Structured figure records
^^^^^^^^
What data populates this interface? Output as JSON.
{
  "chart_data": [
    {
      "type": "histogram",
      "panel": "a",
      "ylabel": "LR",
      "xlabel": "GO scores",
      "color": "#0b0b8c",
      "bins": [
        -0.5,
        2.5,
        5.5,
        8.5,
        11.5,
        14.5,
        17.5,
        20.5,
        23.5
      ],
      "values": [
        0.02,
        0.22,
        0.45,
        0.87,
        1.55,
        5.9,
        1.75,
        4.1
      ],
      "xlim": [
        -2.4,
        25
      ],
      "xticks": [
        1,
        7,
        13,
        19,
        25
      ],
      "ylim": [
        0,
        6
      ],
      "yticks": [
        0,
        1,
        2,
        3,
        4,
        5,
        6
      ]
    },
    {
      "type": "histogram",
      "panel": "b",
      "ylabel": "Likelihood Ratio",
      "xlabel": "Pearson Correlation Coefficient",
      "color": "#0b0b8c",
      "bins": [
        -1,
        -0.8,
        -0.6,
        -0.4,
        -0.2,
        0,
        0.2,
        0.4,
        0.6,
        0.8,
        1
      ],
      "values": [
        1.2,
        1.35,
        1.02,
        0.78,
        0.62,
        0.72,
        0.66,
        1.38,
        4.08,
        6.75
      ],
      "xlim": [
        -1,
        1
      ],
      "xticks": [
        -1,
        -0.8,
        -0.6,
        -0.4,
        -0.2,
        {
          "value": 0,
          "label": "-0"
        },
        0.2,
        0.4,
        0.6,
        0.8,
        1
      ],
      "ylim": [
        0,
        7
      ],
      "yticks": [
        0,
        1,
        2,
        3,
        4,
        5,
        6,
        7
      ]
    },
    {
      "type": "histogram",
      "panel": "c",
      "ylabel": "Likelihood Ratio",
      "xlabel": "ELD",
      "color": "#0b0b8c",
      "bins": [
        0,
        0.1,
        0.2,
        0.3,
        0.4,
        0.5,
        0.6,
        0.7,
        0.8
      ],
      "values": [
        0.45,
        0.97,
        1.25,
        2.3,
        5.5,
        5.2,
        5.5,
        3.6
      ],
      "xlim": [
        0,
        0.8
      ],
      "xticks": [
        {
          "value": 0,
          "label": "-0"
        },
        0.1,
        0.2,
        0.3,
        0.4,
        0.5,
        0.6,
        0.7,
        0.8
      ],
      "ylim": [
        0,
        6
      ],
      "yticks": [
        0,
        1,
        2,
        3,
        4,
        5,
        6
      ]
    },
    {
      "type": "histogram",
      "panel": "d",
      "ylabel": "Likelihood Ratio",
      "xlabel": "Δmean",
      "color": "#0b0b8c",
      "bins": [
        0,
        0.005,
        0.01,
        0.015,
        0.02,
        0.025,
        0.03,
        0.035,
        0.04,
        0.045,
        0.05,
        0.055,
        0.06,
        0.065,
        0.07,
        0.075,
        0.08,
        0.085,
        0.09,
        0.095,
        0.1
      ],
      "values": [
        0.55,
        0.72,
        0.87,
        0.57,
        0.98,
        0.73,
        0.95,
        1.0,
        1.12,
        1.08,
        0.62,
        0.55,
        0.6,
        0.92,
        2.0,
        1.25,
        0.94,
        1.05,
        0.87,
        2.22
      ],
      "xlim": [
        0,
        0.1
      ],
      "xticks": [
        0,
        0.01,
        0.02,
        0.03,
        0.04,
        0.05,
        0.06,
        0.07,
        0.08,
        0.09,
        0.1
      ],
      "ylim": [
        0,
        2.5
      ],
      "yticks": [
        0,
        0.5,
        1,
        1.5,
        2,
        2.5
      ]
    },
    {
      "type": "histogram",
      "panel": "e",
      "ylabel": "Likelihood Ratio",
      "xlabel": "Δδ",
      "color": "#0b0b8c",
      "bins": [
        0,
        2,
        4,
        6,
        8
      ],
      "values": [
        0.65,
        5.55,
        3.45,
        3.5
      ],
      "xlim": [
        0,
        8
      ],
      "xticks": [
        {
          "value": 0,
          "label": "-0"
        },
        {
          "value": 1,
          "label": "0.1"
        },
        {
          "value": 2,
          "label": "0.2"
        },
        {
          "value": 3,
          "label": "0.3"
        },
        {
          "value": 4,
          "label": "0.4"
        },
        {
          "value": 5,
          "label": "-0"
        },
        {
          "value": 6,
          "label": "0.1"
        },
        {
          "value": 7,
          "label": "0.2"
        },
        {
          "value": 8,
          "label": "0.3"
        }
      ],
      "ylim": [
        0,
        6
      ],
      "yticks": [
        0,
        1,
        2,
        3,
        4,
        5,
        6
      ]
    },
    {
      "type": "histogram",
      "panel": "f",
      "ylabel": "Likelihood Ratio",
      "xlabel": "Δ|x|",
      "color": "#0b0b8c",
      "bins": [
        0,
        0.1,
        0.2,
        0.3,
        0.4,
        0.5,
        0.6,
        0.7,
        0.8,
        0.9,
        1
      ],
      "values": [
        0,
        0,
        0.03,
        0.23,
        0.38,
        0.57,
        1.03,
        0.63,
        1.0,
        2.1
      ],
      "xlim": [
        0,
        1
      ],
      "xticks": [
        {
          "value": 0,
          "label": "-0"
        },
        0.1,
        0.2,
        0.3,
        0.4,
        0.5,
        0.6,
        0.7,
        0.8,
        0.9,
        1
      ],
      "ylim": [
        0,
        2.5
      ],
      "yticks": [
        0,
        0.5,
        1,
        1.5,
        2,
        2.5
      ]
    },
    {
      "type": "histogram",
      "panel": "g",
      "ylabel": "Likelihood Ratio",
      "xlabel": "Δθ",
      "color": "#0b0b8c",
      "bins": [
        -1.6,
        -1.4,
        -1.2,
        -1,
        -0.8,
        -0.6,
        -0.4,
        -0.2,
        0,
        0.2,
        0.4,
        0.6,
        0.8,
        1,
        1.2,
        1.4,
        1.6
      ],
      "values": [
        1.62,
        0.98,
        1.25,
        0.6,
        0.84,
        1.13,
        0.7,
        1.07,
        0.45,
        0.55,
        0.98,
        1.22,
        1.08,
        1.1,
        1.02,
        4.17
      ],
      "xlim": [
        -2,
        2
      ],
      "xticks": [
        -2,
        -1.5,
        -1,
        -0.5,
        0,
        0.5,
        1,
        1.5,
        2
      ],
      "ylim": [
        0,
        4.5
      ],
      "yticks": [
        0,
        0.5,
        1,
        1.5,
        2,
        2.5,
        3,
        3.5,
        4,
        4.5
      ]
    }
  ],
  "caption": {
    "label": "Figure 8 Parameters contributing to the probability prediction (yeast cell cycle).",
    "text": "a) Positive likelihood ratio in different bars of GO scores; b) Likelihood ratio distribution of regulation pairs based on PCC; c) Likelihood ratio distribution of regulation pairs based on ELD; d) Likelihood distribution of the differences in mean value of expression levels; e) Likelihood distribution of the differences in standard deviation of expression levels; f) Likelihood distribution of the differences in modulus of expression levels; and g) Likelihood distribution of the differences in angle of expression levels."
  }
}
^^^^^^^^
Set task
From the records above, extract each line exactly as shown.

Task output
What data populates this interface? Output as JSON.
{
  "chart_data": [
    {
      "type": "histogram",
      "panel": "a",
      "ylabel": "LR",
      "xlabel": "GO scores",
      "color": "#0b0b8c",
      "bins": [
        -0.5,
        2.5,
        5.5,
        8.5,
        11.5,
        14.5,
        17.5,
        20.5,
        23.5
      ],
      "values": [
        0.02,
        0.22,
        0.45,
        0.87,
        1.55,
        5.9,
        1.75,
        4.1
      ],
      "xlim": [
        -2.4,
        25
      ],
      "xticks": [
        1,
        7,
        13,
        19,
        25
      ],
      "ylim": [
        0,
        6
      ],
      "yticks": [
        0,
        1,
        2,
        3,
        4,
        5,
        6
      ]
    },
    {
      "type": "histogram",
      "panel": "b",
      "ylabel": "Likelihood Ratio",
      "xlabel": "Pearson Correlation Coefficient",
      "color": "#0b0b8c",
      "bins": [
        -1,
        -0.8,
        -0.6,
        -0.4,
        -0.2,
        0,
        0.2,
        0.4,
        0.6,
        0.8,
        1
      ],
      "values": [
        1.2,
        1.35,
        1.02,
        0.78,
        0.62,
        0.72,
        0.66,
        1.38,
        4.08,
        6.75
      ],
      "xlim": [
        -1,
        1
      ],
      "xticks": [
        -1,
        -0.8,
        -0.6,
        -0.4,
        -0.2,
        {
          "value": 0,
          "label": "-0"
        },
        0.2,
        0.4,
        0.6,
        0.8,
        1
      ],
      "ylim": [
        0,
        7
      ],
      "yticks": [
        0,
        1,
        2,
        3,
        4,
        5,
        6,
        7
      ]
    },
    {
      "type": "histogram",
      "panel": "c",
      "ylabel": "Likelihood Ratio",
      "xlabel": "ELD",
      "color": "#0b0b8c",
      "bins": [
        0,
        0.1,
        0.2,
        0.3,
        0.4,
        0.5,
        0.6,
        0.7,
        0.8
      ],
      "values": [
        0.45,
        0.97,
        1.25,
        2.3,
        5.5,
        5.2,
        5.5,
        3.6
      ],
      "xlim": [
        0,
        0.8
      ],
      "xticks": [
        {
          "value": 0,
          "label": "-0"
        },
        0.1,
        0.2,
        0.3,
        0.4,
        0.5,
        0.6,
        0.7,
        0.8
      ],
      "ylim": [
        0,
        6
      ],
      "yticks": [
        0,
        1,
        2,
        3,
        4,
        5,
        6
      ]
    },
    {
      "type": "histogram",
      "panel": "d",
      "ylabel": "Likelihood Ratio",
      "xlabel": "Δmean",
      "color": "#0b0b8c",
      "bins": [
        0,
        0.005,
        0.01,
        0.015,
        0.02,
        0.025,
        0.03,
        0.035,
        0.04,
        0.045,
        0.05,
        0.055,
        0.06,
        0.065,
        0.07,
        0.075,
        0.08,
        0.085,
        0.09,
        0.095,
        0.1
      ],
      "values": [
        0.55,
        0.72,
        0.87,
        0.57,
        0.98,
        0.73,
        0.95,
        1.0,
        1.12,
        1.08,
        0.62,
        0.55,
        0.6,
        0.92,
        2.0,
        1.25,
        0.94,
        1.05,
        0.87,
        2.22
      ],
      "xlim": [
        0,
        0.1
      ],
      "xticks": [
        0,
        0.01,
        0.02,
        0.03,
        0.04,
        0.05,
        0.06,
        0.07,
        0.08,
        0.09,
        0.1
      ],
      "ylim": [
        0,
        2.5
      ],
      "yticks": [
        0,
        0.5,
        1,
        1.5,
        2,
        2.5
      ]
    },
    {
      "type": "histogram",
      "panel": "e",
      "ylabel": "Likelihood Ratio",
      "xlabel": "Δδ",
      "color": "#0b0b8c",
      "bins": [
        0,
        2,
        4,
        6,
        8
      ],
      "values": [
        0.65,
        5.55,
        3.45,
        3.5
      ],
      "xlim": [
        0,
        8
      ],
      "xticks": [
        {
          "value": 0,
          "label": "-0"
        },
        {
          "value": 1,
          "label": "0.1"
        },
        {
          "value": 2,
          "label": "0.2"
        },
        {
          "value": 3,
          "label": "0.3"
        },
        {
          "value": 4,
          "label": "0.4"
        },
        {
          "value": 5,
          "label": "-0"
        },
        {
          "value": 6,
          "label": "0.1"
        },
        {
          "value": 7,
          "label": "0.2"
        },
        {
          "value": 8,
          "label": "0.3"
        }
      ],
      "ylim": [
        0,
        6
      ],
      "yticks": [
        0,
        1,
        2,
        3,
        4,
        5,
        6
      ]
    },
    {
      "type": "histogram",
      "panel": "f",
      "ylabel": "Likelihood Ratio",
      "xlabel": "Δ|x|",
      "color": "#0b0b8c",
      "bins": [
        0,
        0.1,
        0.2,
        0.3,
        0.4,
        0.5,
        0.6,
        0.7,
        0.8,
        0.9,
        1
      ],
      "values": [
        0,
        0,
        0.03,
        0.23,
        0.38,
        0.57,
        1.03,
        0.63,
        1.0,
        2.1
      ],
      "xlim": [
        0,
        1
      ],
      "xticks": [
        {
          "value": 0,
          "label": "-0"
        },
        0.1,
        0.2,
        0.3,
        0.4,
        0.5,
        0.6,
        0.7,
        0.8,
        0.9,
        1
      ],
      "ylim": [
        0,
        2.5
      ],
      "yticks": [
        0,
        0.5,
        1,
        1.5,
        2,
        2.5
      ]
    },
    {
      "type": "histogram",
      "panel": "g",
      "ylabel": "Likelihood Ratio",
      "xlabel": "Δθ",
      "color": "#0b0b8c",
      "bins": [
        -1.6,
        -1.4,
        -1.2,
        -1,
        -0.8,
        -0.6,
        -0.4,
        -0.2,
        0,
        0.2,
        0.4,
        0.6,
        0.8,
        1,
        1.2,
        1.4,
        1.6
      ],
      "values": [
        1.62,
        0.98,
        1.25,
        0.6,
        0.84,
        1.13,
        0.7,
        1.07,
        0.45,
        0.55,
        0.98,
        1.22,
        1.08,
        1.1,
        1.02,
        4.17
      ],
      "xlim": [
        -2,
        2
      ],
      "xticks": [
        -2,
        -1.5,
        -1,
        -0.5,
        0,
        0.5,
        1,
        1.5,
        2
      ],
      "ylim": [
        0,
        4.5
      ],
      "yticks": [
        0,
        0.5,
        1,
        1.5,
        2,
        2.5,
        3,
        3.5,
        4,
        4.5
      ]
    }
  ],
  "caption": {
    "label": "Figure 8 Parameters contributing to the probability prediction (yeast cell cycle).",
    "text": "a) Positive likelihood ratio in different bars of GO scores; b) Likelihood ratio distribution of regulation pairs based on PCC; c) Likelihood ratio distribution of regulation pairs based on ELD; d) Likelihood distribution of the differences in mean value of expression levels; e) Likelihood distribution of the differences in standard deviation of expression levels; f) Likelihood distribution of the differences in modulus of expression levels; and g) Likelihood distribution of the differences in angle of expression levels."
  }
}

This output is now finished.